*** RECORDS TO USE
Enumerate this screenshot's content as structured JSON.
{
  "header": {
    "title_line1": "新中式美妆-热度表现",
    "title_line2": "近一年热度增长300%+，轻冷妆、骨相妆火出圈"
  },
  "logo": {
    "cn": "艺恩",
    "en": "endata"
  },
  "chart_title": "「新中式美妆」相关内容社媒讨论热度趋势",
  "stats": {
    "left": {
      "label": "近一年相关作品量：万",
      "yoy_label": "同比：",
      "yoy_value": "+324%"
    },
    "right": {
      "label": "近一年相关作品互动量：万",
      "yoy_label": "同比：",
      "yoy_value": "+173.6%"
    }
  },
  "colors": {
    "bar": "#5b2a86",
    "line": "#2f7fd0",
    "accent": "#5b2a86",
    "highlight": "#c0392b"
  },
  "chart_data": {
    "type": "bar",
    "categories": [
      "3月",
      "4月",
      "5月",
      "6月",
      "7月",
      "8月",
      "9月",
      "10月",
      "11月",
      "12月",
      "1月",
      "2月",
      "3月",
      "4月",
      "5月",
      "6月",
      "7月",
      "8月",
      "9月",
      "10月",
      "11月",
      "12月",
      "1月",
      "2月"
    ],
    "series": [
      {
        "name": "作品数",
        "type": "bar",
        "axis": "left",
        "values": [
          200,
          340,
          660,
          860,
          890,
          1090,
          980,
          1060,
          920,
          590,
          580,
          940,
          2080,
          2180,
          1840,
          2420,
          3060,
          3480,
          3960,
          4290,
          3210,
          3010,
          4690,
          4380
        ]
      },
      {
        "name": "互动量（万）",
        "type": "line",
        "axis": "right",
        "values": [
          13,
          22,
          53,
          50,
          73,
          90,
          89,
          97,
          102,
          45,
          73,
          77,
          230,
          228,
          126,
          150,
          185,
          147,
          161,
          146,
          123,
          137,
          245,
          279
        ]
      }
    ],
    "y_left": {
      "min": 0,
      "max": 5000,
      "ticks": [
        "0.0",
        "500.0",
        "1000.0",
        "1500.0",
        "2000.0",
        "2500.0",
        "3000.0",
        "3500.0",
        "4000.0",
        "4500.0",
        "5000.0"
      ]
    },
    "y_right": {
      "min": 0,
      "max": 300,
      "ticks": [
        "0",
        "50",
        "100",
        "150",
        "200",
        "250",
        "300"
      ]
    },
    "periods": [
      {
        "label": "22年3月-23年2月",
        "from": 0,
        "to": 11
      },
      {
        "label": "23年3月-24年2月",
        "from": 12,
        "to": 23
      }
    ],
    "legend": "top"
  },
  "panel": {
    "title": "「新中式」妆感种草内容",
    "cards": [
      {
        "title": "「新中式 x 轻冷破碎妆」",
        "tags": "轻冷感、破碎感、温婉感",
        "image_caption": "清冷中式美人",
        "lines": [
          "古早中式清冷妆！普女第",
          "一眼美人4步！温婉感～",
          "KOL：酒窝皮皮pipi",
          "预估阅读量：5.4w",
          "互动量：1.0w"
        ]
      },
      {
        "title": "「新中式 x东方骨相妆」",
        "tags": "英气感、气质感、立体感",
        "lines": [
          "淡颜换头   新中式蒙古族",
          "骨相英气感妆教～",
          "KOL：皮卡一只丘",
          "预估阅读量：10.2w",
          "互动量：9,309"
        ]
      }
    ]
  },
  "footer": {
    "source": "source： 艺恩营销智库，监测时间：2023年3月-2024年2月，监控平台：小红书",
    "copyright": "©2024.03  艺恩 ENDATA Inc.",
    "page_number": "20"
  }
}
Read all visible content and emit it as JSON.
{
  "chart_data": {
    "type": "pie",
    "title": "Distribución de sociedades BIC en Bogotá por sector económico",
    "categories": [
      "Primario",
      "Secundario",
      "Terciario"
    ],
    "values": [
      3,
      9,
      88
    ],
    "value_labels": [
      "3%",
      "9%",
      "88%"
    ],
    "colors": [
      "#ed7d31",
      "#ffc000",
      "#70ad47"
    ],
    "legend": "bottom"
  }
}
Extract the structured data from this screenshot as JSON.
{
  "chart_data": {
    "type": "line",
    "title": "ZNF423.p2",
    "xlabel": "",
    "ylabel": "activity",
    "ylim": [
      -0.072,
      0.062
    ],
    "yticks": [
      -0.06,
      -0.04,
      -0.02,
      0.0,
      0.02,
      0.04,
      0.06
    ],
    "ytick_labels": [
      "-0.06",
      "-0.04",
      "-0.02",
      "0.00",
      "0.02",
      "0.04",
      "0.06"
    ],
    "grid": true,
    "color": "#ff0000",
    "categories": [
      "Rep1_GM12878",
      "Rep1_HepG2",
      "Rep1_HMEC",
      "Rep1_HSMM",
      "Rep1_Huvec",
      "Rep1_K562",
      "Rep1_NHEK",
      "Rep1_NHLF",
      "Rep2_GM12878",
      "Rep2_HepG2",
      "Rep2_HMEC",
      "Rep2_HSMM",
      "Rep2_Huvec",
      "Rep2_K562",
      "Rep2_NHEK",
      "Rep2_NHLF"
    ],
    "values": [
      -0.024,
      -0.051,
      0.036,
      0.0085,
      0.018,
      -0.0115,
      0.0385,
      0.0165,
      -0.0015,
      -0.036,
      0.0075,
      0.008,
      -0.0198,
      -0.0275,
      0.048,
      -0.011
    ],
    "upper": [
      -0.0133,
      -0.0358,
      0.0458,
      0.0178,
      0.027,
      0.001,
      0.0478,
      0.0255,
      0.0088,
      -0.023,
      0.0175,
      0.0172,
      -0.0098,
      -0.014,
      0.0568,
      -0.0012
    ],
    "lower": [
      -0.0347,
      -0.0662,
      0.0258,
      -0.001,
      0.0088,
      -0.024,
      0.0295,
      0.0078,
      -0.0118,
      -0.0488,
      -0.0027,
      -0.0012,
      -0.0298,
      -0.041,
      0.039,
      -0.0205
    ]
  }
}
******
§ **AIM OF THE TASK**
Within the listing above, find every line containing the string "content" and return it.

§ **WORKED SOLUTION**
Enumerate this screenshot's content as structured JSON.
Read all visible content and emit it as JSON.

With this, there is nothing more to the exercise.